_TEXT SECTION_.
"""
What happens when our senses tell us that everything we understood about the world around us is no longer true?
-- Helen Hall, from the script of Powerlines
Disintegration does have a positive side, however. As dualities begin to dissolve inside/outside, us/them, here/there changes take place in our perceptions, and our thinking and feeling are reintegrated. We learn to move with chaos as a way of transforming it. It's like the paradox of gravity: to defy it, you have to understand it and work with it. By experiencing the fragility of our condition, the constant possibility of transition and change, the loss of familiar reference points, we learn to trust our inherent intuitive perceptions. This experience resonates with one of the principles of systems theory, which describes the fluidity of the boundaries of the organism and the environment.
While working on Powerlines Hall began researching possible solutions to the problems inherent in current methods of energy production and use. Her next film, Zero Point, will document the current state of new energy science and the ongoing search for alternatives to existing ways of generating energy. Most scientists in this area are working in isolation without support from industry or government. Significant progress is being made, however, particularly in India and Japan where research into clean decentralized forms of energy has more support. Most of the processes being studied are infinite, nontoxic and renewable. If they come into use they could stop further deterioration of the environment by making current methods obsolete.
"""
Write out the text about Powerlines and new energy research word for word, beginning at the words "-- Helen Hall, from" and stopping after "and the environment.".

_DATA PROVIDED_.
"""
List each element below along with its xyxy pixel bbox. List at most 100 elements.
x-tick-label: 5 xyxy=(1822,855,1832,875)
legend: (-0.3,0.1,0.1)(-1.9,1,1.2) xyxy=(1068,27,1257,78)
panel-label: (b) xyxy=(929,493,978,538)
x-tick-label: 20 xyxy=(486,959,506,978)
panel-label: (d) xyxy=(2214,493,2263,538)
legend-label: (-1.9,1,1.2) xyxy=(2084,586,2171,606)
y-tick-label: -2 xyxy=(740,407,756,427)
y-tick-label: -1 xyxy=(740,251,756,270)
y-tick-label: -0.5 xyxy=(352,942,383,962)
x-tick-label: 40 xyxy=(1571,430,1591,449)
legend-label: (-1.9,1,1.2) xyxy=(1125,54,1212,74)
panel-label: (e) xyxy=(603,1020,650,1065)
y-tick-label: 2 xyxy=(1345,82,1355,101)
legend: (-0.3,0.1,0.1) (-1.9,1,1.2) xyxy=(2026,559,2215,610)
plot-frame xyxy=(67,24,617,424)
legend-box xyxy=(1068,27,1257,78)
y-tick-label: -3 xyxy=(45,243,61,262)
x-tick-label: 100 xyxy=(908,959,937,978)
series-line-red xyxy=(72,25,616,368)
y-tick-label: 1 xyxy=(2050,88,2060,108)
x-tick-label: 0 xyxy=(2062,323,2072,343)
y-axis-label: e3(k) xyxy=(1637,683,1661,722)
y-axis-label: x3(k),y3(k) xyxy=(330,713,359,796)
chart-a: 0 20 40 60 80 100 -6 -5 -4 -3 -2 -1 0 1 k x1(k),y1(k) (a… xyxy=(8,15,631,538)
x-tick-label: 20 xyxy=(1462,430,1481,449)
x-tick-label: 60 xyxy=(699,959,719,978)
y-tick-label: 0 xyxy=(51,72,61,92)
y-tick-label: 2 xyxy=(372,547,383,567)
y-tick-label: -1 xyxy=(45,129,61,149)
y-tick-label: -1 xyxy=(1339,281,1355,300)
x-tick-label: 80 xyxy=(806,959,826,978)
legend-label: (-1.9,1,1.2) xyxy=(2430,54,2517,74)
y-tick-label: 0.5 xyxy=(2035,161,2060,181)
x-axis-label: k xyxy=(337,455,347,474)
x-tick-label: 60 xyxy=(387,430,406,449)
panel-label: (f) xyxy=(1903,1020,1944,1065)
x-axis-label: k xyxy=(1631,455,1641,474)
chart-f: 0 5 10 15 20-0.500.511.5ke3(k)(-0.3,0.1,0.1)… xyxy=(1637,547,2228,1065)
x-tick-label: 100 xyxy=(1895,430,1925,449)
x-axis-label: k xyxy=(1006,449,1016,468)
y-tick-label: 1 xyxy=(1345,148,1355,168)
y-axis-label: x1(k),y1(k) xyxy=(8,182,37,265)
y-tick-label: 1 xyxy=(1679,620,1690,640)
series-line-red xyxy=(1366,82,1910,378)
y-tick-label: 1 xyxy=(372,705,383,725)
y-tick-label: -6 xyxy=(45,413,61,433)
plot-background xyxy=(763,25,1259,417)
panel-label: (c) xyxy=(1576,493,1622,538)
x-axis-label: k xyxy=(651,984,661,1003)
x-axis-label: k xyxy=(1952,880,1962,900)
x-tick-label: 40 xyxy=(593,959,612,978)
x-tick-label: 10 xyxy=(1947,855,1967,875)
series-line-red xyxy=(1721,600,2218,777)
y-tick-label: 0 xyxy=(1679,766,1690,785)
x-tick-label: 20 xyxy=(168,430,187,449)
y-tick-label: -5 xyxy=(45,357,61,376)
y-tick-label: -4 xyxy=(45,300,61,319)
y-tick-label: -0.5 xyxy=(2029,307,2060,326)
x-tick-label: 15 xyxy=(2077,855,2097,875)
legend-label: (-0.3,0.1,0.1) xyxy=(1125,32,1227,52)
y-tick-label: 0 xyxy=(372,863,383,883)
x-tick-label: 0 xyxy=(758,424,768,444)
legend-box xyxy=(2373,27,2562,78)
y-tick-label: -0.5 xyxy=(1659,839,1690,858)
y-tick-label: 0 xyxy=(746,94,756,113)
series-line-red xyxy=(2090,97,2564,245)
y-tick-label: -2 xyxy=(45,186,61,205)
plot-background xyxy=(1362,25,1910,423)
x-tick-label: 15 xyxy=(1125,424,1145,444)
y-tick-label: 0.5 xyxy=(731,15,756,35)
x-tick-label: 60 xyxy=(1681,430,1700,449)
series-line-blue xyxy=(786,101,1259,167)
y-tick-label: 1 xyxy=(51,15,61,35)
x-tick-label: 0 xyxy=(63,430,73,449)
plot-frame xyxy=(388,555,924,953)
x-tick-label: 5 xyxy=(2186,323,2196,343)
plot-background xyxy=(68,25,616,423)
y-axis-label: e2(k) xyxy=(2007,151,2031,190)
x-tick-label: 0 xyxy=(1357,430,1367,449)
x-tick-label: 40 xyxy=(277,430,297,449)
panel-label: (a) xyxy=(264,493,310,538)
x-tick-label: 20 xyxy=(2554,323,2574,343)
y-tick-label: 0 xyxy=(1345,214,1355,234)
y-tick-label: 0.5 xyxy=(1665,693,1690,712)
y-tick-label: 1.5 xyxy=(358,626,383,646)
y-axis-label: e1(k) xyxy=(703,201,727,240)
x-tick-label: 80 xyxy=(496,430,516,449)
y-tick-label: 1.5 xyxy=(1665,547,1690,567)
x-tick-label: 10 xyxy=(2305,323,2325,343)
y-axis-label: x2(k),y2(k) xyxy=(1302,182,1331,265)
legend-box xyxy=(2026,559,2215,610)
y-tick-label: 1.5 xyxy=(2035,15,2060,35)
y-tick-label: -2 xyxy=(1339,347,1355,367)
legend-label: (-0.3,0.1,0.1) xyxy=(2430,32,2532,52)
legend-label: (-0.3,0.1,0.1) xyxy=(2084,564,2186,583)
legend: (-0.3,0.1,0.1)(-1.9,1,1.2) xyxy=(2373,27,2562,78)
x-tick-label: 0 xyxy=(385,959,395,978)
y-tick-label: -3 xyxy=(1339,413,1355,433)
"""
_RESPONSE TO THIS EXERCISE_.
-- Helen Hall, from the script of Powerlines
Disintegration does have a positive side, however. As dualities begin to dissolve inside/outside, us/them, here/there changes take place in our perceptions, and our thinking and feeling are reintegrated. We learn to move with chaos as a way of transforming it. It's like the paradox of gravity: to defy it, you have to understand it and work with it. By experiencing the fragility of our condition, the constant possibility of transition and change, the loss of familiar reference points, we learn to trust our inherent intuitive perceptions. This experience resonates with one of the principles of systems theory, which describes the fluidity of the boundaries of the organism and the environment.